- [Exercise directions] All entries below are to be set down again, identical to the source.

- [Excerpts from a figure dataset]
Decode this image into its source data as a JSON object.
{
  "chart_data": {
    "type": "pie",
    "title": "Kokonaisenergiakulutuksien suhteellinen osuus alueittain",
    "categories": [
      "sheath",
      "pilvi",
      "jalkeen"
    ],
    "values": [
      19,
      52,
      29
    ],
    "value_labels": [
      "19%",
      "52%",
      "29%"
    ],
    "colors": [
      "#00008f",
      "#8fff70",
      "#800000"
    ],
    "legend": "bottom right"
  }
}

- [Answer to the exercise]
Decode this image into its source data as a JSON object.
{
  "chart_data": {
    "type": "pie",
    "title": "Kokonaisenergiakulutuksien suhteellinen osuus alueittain",
    "categories": [
      "sheath",
      "pilvi",
      "jalkeen"
    ],
    "values": [
      19,
      52,
      29
    ],
    "value_labels": [
      "19%",
      "52%",
      "29%"
    ],
    "colors": [
      "#00008f",
      "#8fff70",
      "#800000"
    ],
    "legend": "bottom right"
  }
}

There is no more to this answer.